▸ Exercise
Quote the whole listing word for word. Do not include the pictures.

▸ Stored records
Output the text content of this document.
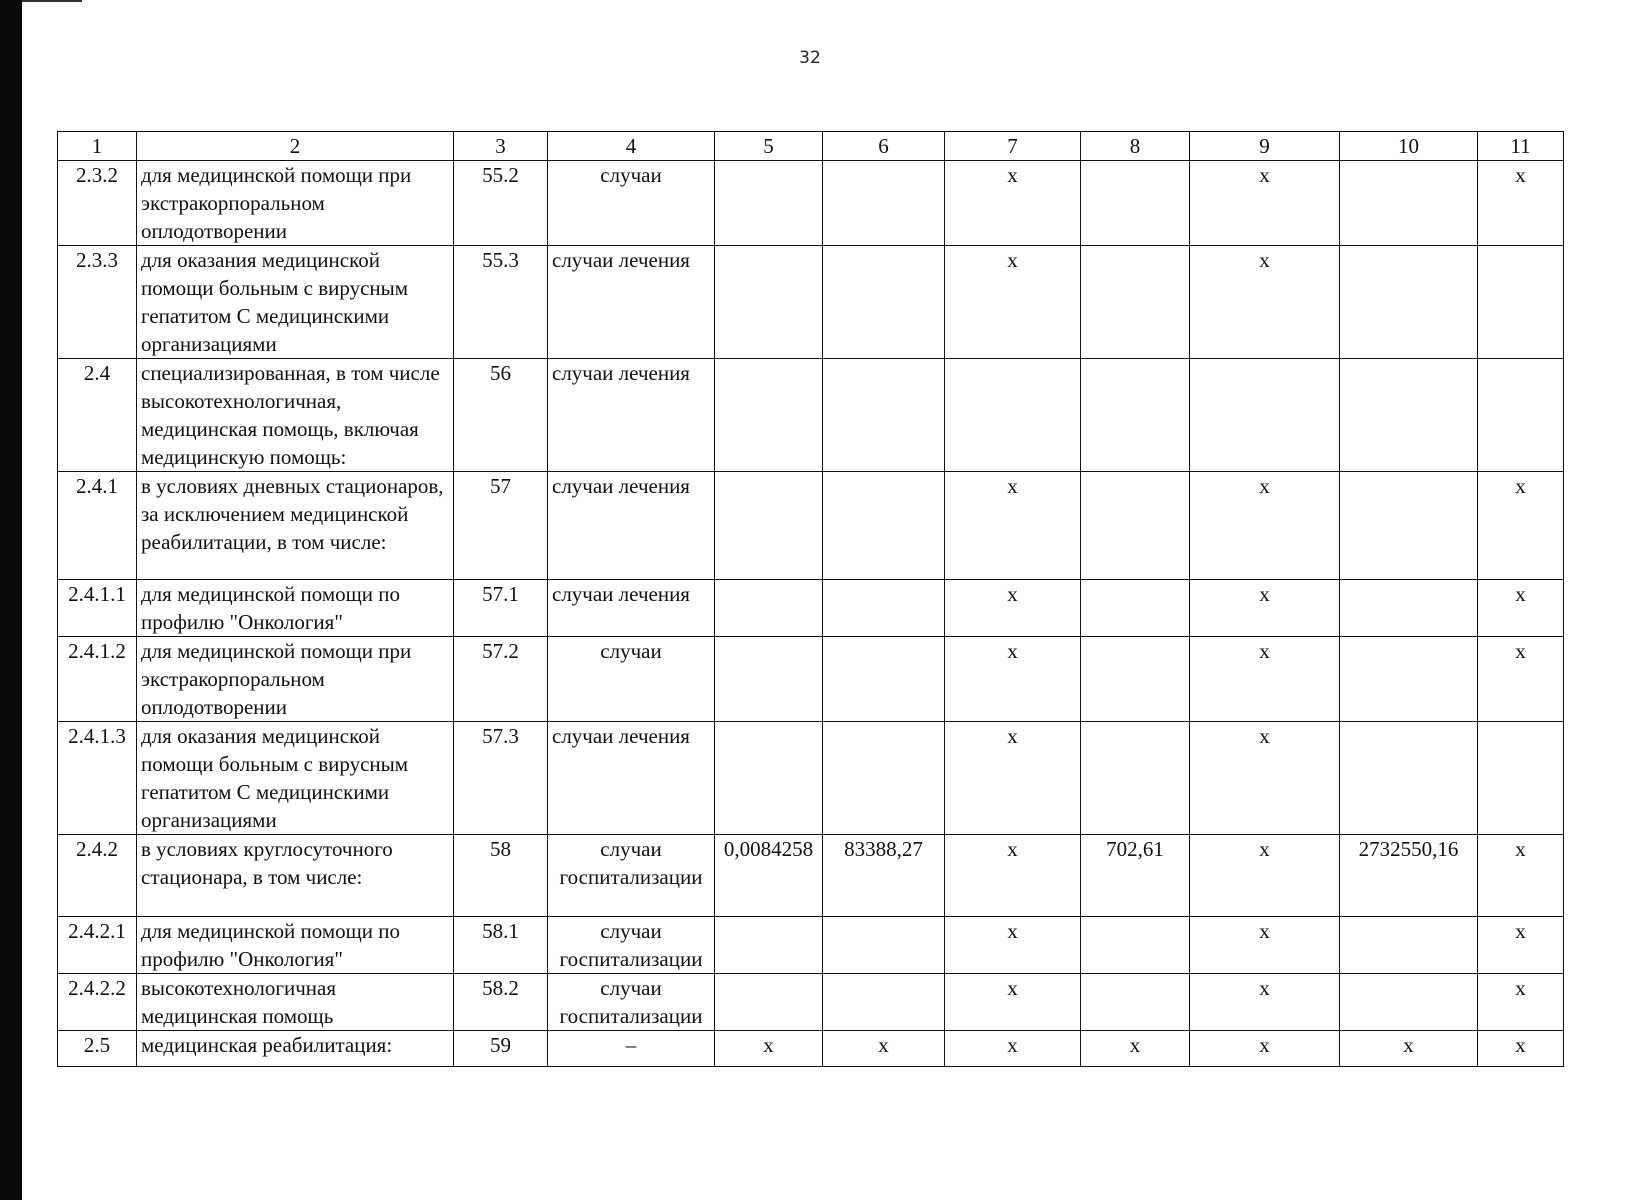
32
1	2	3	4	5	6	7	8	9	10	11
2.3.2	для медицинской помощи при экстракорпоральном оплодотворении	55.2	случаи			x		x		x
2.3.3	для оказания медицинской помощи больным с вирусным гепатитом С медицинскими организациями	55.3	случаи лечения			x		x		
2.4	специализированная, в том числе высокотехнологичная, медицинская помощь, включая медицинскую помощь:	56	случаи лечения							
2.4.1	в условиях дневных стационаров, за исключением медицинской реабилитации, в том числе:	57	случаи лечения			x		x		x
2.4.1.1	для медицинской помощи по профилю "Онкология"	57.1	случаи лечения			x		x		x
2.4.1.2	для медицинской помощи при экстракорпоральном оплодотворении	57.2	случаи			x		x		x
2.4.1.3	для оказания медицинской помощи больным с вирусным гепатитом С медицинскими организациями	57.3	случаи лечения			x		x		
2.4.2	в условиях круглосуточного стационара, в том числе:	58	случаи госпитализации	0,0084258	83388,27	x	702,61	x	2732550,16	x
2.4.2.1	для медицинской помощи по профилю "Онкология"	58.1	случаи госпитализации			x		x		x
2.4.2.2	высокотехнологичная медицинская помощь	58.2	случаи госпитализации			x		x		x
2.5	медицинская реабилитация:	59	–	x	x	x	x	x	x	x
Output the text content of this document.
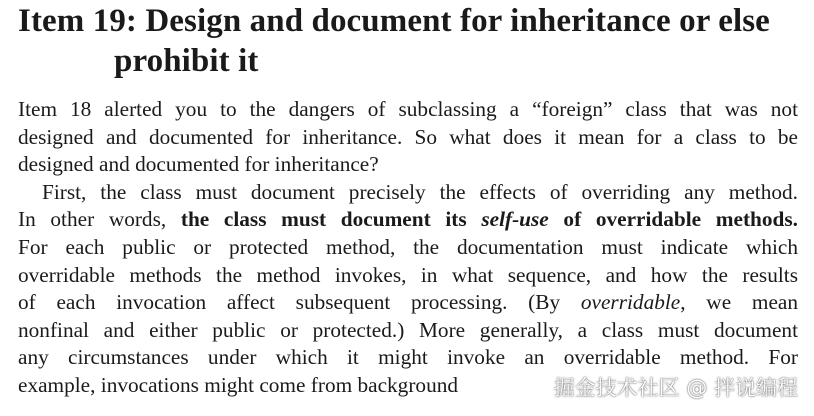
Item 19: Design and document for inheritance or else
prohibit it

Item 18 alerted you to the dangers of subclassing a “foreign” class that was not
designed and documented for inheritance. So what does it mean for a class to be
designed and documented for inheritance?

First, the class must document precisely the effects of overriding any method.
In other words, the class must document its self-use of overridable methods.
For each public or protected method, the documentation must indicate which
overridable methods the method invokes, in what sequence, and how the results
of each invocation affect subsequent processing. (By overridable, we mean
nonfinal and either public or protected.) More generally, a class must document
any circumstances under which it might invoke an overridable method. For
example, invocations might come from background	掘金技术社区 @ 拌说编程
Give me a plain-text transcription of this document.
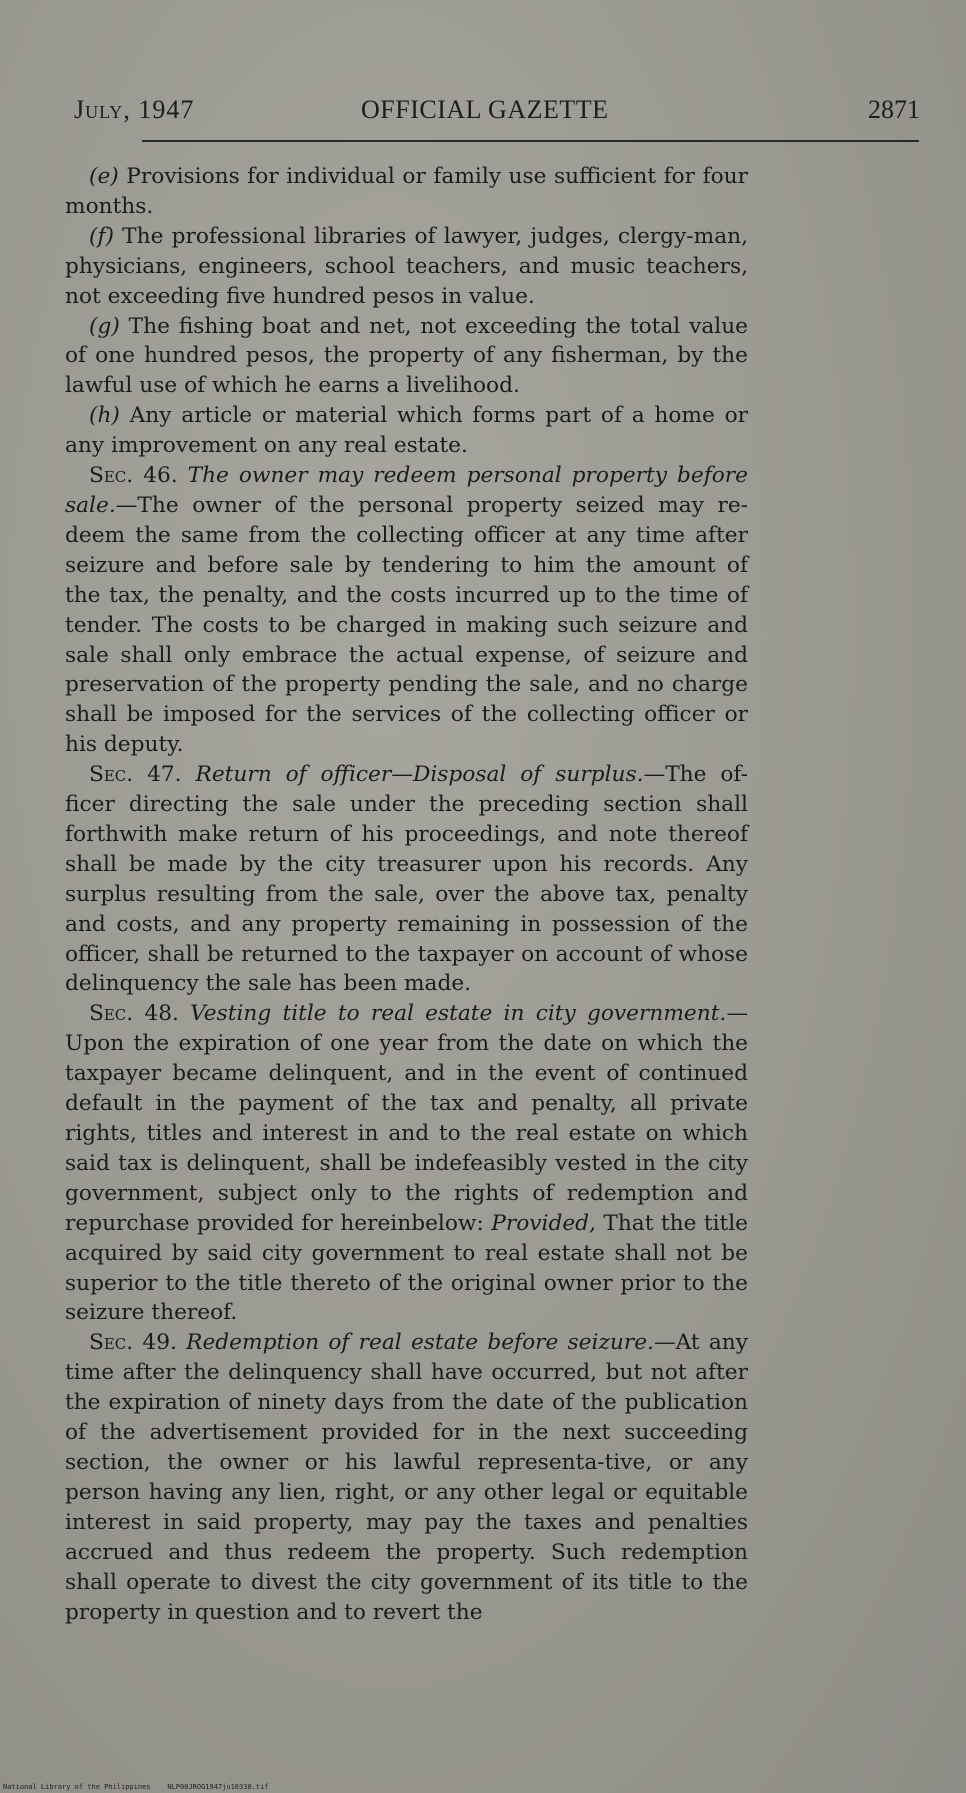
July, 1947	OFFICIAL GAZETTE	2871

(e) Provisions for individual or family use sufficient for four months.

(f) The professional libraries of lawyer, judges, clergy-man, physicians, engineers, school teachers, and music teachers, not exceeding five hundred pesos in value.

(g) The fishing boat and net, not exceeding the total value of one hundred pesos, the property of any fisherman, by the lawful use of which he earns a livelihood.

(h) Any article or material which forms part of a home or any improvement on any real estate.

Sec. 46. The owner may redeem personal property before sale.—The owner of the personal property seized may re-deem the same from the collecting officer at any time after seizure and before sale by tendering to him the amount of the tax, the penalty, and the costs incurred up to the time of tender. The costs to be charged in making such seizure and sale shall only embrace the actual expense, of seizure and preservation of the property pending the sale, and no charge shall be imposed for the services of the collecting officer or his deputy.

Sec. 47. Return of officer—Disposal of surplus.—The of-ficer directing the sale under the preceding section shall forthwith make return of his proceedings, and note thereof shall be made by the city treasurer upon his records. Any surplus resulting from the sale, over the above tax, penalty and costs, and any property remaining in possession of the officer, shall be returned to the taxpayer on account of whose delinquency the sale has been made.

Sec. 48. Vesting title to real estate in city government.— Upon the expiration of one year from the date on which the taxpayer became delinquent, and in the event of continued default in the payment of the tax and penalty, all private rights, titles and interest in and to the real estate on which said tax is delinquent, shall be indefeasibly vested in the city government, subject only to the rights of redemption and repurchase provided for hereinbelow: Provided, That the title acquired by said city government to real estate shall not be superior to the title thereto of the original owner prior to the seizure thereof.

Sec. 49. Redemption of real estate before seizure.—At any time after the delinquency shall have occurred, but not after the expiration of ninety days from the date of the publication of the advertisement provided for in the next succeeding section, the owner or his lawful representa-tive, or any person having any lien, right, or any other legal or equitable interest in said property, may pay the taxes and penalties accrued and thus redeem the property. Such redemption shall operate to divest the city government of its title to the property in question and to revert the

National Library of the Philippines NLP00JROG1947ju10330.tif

▸ Reply to the task
Output the text content of this document.
32
1	2	3	4	5	6	7	8	9	10	11
2.3.2	для медицинской помощи при экстракорпоральном оплодотворении	55.2	случаи			x		x		x
2.3.3	для оказания медицинской помощи больным с вирусным гепатитом С медицинскими организациями	55.3	случаи лечения			x		x		
2.4	специализированная, в том числе высокотехнологичная, медицинская помощь, включая медицинскую помощь:	56	случаи лечения							
2.4.1	в условиях дневных стационаров, за исключением медицинской реабилитации, в том числе:	57	случаи лечения			x		x		x
2.4.1.1	для медицинской помощи по профилю "Онкология"	57.1	случаи лечения			x		x		x
2.4.1.2	для медицинской помощи при экстракорпоральном оплодотворении	57.2	случаи			x		x		x
2.4.1.3	для оказания медицинской помощи больным с вирусным гепатитом С медицинскими организациями	57.3	случаи лечения			x		x		
2.4.2	в условиях круглосуточного стационара, в том числе:	58	случаи госпитализации	0,0084258	83388,27	x	702,61	x	2732550,16	x
2.4.2.1	для медицинской помощи по профилю "Онкология"	58.1	случаи госпитализации			x		x		x
2.4.2.2	высокотехнологичная медицинская помощь	58.2	случаи госпитализации			x		x		x
2.5	медицинская реабилитация:	59	–	x	x	x	x	x	x	x
Output the text content of this document.
Item 19: Design and document for inheritance or else
prohibit it

Item 18 alerted you to the dangers of subclassing a “foreign” class that was not
designed and documented for inheritance. So what does it mean for a class to be
designed and documented for inheritance?

First, the class must document precisely the effects of overriding any method.
In other words, the class must document its self-use of overridable methods.
For each public or protected method, the documentation must indicate which
overridable methods the method invokes, in what sequence, and how the results
of each invocation affect subsequent processing. (By overridable, we mean
nonfinal and either public or protected.) More generally, a class must document
any circumstances under which it might invoke an overridable method. For
example, invocations might come from background	掘金技术社区 @ 拌说编程
Give me a plain-text transcription of this document.
July, 1947	OFFICIAL GAZETTE	2871

(e) Provisions for individual or family use sufficient for four months.

(f) The professional libraries of lawyer, judges, clergy-man, physicians, engineers, school teachers, and music teachers, not exceeding five hundred pesos in value.

(g) The fishing boat and net, not exceeding the total value of one hundred pesos, the property of any fisherman, by the lawful use of which he earns a livelihood.

(h) Any article or material which forms part of a home or any improvement on any real estate.

Sec. 46. The owner may redeem personal property before sale.—The owner of the personal property seized may re-deem the same from the collecting officer at any time after seizure and before sale by tendering to him the amount of the tax, the penalty, and the costs incurred up to the time of tender. The costs to be charged in making such seizure and sale shall only embrace the actual expense, of seizure and preservation of the property pending the sale, and no charge shall be imposed for the services of the collecting officer or his deputy.

Sec. 47. Return of officer—Disposal of surplus.—The of-ficer directing the sale under the preceding section shall forthwith make return of his proceedings, and note thereof shall be made by the city treasurer upon his records. Any surplus resulting from the sale, over the above tax, penalty and costs, and any property remaining in possession of the officer, shall be returned to the taxpayer on account of whose delinquency the sale has been made.

Sec. 48. Vesting title to real estate in city government.— Upon the expiration of one year from the date on which the taxpayer became delinquent, and in the event of continued default in the payment of the tax and penalty, all private rights, titles and interest in and to the real estate on which said tax is delinquent, shall be indefeasibly vested in the city government, subject only to the rights of redemption and repurchase provided for hereinbelow: Provided, That the title acquired by said city government to real estate shall not be superior to the title thereto of the original owner prior to the seizure thereof.

Sec. 49. Redemption of real estate before seizure.—At any time after the delinquency shall have occurred, but not after the expiration of ninety days from the date of the publication of the advertisement provided for in the next succeeding section, the owner or his lawful representa-tive, or any person having any lien, right, or any other legal or equitable interest in said property, may pay the taxes and penalties accrued and thus redeem the property. Such redemption shall operate to divest the city government of its title to the property in question and to revert the

National Library of the Philippines NLP00JROG1947ju10330.tif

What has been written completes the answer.